The exercise
Leave out every picture, and restate word for word only the lines from the one containing "Transcribe the text in this document." through the end of the material.

* * * * * * * * *

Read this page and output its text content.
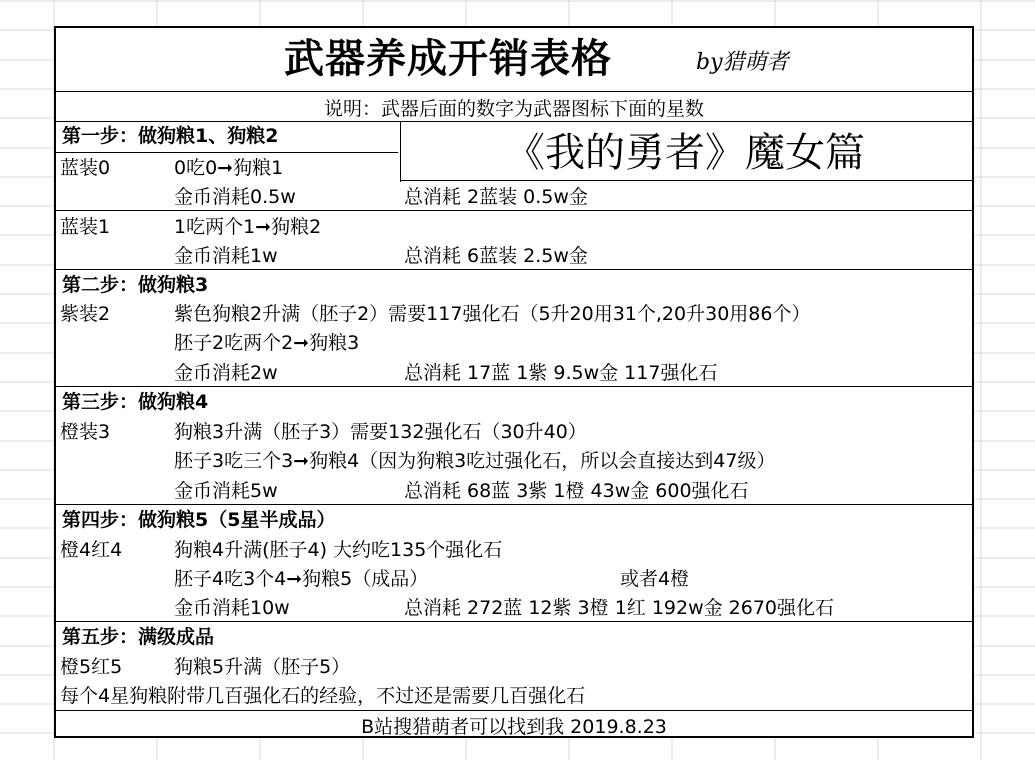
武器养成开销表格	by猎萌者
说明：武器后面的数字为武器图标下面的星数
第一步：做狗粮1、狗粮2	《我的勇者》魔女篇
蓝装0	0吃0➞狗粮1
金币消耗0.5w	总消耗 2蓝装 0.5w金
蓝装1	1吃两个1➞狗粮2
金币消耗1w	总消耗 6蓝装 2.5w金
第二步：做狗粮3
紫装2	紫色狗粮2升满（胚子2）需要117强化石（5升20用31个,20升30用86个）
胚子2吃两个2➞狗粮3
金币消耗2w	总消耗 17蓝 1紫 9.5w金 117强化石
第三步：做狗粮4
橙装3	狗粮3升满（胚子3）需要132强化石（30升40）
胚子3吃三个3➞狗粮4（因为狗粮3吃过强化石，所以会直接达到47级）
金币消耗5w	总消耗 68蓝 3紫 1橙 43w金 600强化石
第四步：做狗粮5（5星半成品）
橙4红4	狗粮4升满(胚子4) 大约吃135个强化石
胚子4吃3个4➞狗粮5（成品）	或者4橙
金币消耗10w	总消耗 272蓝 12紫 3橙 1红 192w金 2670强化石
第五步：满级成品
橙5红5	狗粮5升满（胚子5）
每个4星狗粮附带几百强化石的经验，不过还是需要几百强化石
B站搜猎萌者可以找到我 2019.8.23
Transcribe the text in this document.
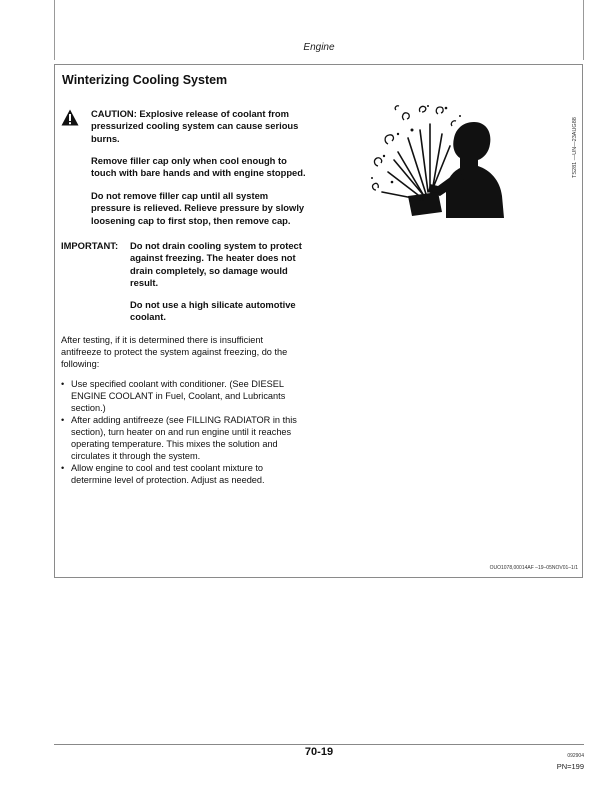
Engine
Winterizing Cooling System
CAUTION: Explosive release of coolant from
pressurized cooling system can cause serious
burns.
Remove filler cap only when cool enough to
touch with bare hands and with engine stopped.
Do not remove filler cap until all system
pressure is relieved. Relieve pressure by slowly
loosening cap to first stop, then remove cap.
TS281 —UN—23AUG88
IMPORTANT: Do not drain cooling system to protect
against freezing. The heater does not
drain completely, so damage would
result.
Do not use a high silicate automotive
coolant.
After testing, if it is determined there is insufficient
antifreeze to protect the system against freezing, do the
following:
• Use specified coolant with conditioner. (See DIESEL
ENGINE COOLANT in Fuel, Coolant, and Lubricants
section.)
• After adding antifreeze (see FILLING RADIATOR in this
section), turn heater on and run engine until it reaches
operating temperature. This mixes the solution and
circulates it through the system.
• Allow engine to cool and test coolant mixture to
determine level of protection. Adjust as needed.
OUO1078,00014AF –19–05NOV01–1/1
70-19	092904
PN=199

* * * * * * * * *

Result below
Transcribe the text in this document.
Engine
Winterizing Cooling System
CAUTION: Explosive release of coolant from
pressurized cooling system can cause serious
burns.
Remove filler cap only when cool enough to
touch with bare hands and with engine stopped.
Do not remove filler cap until all system
pressure is relieved. Relieve pressure by slowly
loosening cap to first stop, then remove cap.
TS281 —UN—23AUG88
IMPORTANT: Do not drain cooling system to protect
against freezing. The heater does not
drain completely, so damage would
result.
Do not use a high silicate automotive
coolant.
After testing, if it is determined there is insufficient
antifreeze to protect the system against freezing, do the
following:
• Use specified coolant with conditioner. (See DIESEL
ENGINE COOLANT in Fuel, Coolant, and Lubricants
section.)
• After adding antifreeze (see FILLING RADIATOR in this
section), turn heater on and run engine until it reaches
operating temperature. This mixes the solution and
circulates it through the system.
• Allow engine to cool and test coolant mixture to
determine level of protection. Adjust as needed.
OUO1078,00014AF –19–05NOV01–1/1
70-19	092904
PN=199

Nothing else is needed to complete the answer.